» Given data
• • • •

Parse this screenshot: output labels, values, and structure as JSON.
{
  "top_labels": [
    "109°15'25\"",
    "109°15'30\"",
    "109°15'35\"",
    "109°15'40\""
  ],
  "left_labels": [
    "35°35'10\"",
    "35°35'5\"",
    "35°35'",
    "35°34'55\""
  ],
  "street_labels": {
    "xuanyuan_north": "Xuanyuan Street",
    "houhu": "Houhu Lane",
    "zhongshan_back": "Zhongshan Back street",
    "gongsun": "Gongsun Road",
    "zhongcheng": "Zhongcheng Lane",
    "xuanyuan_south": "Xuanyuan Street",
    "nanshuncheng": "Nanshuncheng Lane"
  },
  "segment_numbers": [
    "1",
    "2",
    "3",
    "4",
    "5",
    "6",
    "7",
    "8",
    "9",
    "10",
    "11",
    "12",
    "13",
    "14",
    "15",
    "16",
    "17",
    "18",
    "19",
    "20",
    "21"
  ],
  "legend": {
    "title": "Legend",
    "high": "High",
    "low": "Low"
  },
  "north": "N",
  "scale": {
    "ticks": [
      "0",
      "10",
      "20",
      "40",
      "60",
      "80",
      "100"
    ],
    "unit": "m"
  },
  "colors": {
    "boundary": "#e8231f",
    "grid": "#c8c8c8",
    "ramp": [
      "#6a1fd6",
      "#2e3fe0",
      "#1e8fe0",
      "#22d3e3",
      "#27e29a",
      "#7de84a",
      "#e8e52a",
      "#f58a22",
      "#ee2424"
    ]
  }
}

• • • •

All of the entries should be written out again exactly.

» Complete response
Parse this screenshot: output labels, values, and structure as JSON.
{
  "top_labels": [
    "109°15'25\"",
    "109°15'30\"",
    "109°15'35\"",
    "109°15'40\""
  ],
  "left_labels": [
    "35°35'10\"",
    "35°35'5\"",
    "35°35'",
    "35°34'55\""
  ],
  "street_labels": {
    "xuanyuan_north": "Xuanyuan Street",
    "houhu": "Houhu Lane",
    "zhongshan_back": "Zhongshan Back street",
    "gongsun": "Gongsun Road",
    "zhongcheng": "Zhongcheng Lane",
    "xuanyuan_south": "Xuanyuan Street",
    "nanshuncheng": "Nanshuncheng Lane"
  },
  "segment_numbers": [
    "1",
    "2",
    "3",
    "4",
    "5",
    "6",
    "7",
    "8",
    "9",
    "10",
    "11",
    "12",
    "13",
    "14",
    "15",
    "16",
    "17",
    "18",
    "19",
    "20",
    "21"
  ],
  "legend": {
    "title": "Legend",
    "high": "High",
    "low": "Low"
  },
  "north": "N",
  "scale": {
    "ticks": [
      "0",
      "10",
      "20",
      "40",
      "60",
      "80",
      "100"
    ],
    "unit": "m"
  },
  "colors": {
    "boundary": "#e8231f",
    "grid": "#c8c8c8",
    "ramp": [
      "#6a1fd6",
      "#2e3fe0",
      "#1e8fe0",
      "#22d3e3",
      "#27e29a",
      "#7de84a",
      "#e8e52a",
      "#f58a22",
      "#ee2424"
    ]
  }
}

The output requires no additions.